** START OF Provided data **

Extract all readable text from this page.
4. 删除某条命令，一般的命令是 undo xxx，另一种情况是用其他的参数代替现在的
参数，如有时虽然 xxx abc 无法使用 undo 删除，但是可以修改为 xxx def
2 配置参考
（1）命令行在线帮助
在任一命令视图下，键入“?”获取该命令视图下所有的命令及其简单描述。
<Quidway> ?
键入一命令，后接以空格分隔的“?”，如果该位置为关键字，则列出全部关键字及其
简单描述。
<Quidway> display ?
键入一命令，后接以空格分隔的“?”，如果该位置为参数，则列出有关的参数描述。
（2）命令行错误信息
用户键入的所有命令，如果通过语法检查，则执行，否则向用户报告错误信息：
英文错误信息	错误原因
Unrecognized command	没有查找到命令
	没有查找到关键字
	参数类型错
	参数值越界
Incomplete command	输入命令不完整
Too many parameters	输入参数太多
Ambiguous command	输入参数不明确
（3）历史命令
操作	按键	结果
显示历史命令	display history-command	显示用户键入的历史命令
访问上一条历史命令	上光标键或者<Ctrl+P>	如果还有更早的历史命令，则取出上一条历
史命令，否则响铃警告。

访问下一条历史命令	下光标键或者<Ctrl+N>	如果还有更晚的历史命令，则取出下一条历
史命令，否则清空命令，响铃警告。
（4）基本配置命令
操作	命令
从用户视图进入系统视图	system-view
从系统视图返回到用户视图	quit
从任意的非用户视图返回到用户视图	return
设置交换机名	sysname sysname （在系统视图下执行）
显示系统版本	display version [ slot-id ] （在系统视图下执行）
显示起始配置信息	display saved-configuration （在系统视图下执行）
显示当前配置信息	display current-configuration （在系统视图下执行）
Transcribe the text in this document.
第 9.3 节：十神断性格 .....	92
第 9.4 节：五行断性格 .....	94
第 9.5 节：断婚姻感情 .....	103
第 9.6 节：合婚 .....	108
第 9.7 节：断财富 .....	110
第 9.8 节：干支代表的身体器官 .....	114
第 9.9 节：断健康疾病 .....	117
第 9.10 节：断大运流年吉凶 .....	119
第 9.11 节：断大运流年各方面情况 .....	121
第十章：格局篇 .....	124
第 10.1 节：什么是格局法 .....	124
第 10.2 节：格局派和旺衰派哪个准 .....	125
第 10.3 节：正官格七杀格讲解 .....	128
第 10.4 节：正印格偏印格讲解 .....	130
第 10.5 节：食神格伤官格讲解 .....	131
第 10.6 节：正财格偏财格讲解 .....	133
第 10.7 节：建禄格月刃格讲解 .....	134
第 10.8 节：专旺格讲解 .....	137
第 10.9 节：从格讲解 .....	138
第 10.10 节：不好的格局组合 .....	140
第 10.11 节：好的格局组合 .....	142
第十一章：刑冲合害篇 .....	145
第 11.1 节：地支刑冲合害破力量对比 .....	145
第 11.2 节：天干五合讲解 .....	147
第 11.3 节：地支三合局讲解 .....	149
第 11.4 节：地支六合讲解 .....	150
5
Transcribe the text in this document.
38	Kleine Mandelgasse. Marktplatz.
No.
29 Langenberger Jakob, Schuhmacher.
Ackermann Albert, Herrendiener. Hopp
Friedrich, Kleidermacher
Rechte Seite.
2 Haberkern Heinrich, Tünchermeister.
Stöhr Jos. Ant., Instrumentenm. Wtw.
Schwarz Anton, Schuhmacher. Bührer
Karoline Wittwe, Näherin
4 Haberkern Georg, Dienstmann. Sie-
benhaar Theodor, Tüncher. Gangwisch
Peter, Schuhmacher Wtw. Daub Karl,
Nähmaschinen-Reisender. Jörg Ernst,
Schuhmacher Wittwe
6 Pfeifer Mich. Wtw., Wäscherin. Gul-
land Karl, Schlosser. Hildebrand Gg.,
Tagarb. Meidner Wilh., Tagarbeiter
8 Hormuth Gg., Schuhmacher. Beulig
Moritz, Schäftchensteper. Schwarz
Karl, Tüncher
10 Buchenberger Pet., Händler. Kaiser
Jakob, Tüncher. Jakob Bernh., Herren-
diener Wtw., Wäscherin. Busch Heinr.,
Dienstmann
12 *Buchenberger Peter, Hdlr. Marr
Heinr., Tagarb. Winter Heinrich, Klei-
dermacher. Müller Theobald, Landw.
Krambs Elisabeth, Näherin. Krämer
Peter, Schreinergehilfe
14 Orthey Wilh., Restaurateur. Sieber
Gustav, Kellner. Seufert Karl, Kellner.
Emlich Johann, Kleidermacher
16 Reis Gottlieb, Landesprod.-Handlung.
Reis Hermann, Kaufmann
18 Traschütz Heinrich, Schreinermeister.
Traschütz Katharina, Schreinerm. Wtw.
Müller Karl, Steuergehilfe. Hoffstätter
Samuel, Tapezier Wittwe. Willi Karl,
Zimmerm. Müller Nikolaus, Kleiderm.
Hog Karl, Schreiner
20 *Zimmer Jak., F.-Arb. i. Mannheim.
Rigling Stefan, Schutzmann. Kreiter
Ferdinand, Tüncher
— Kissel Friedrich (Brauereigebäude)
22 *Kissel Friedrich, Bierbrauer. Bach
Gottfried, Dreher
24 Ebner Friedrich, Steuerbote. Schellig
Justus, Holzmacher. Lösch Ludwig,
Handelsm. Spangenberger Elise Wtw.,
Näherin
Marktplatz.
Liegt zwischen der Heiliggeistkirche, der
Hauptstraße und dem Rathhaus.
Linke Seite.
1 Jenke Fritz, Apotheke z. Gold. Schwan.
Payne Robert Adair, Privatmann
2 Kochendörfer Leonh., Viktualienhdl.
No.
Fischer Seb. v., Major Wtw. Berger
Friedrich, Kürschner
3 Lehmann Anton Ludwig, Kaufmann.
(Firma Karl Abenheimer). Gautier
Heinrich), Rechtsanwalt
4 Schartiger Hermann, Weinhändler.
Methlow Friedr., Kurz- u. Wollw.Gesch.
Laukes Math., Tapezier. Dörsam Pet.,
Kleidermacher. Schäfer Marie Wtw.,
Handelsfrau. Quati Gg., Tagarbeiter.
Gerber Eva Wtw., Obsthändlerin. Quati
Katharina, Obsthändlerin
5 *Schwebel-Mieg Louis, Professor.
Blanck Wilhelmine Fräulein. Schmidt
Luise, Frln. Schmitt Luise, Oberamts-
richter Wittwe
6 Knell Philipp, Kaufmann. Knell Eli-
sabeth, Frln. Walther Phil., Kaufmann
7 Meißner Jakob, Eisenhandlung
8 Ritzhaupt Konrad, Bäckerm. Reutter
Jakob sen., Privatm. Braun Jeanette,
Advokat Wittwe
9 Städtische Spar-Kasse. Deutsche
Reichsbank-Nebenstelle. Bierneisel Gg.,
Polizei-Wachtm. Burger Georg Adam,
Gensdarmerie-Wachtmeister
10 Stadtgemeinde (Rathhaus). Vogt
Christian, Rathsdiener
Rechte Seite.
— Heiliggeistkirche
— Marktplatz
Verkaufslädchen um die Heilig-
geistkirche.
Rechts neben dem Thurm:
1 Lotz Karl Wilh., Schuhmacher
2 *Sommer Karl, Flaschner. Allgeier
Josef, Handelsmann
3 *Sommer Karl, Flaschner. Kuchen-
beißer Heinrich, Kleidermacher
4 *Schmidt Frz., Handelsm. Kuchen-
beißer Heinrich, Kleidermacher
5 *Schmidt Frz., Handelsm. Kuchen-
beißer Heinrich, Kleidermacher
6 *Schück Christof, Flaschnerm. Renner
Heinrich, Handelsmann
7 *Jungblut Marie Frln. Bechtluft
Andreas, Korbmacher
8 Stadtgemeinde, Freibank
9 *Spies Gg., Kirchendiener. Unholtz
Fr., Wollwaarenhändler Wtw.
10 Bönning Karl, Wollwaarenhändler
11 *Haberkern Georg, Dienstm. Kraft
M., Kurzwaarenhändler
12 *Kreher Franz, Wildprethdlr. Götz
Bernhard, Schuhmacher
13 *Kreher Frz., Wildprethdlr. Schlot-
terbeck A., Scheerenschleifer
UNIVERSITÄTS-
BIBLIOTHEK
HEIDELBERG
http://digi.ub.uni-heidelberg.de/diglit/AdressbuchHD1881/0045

** END OF Provided data **

Stated goal
Only lines with "Rathhaus" are wanted here; list each of them.

The result
Hauptstraße und dem Rathhaus.
10 Stadtgemeinde (Rathhaus). Vogt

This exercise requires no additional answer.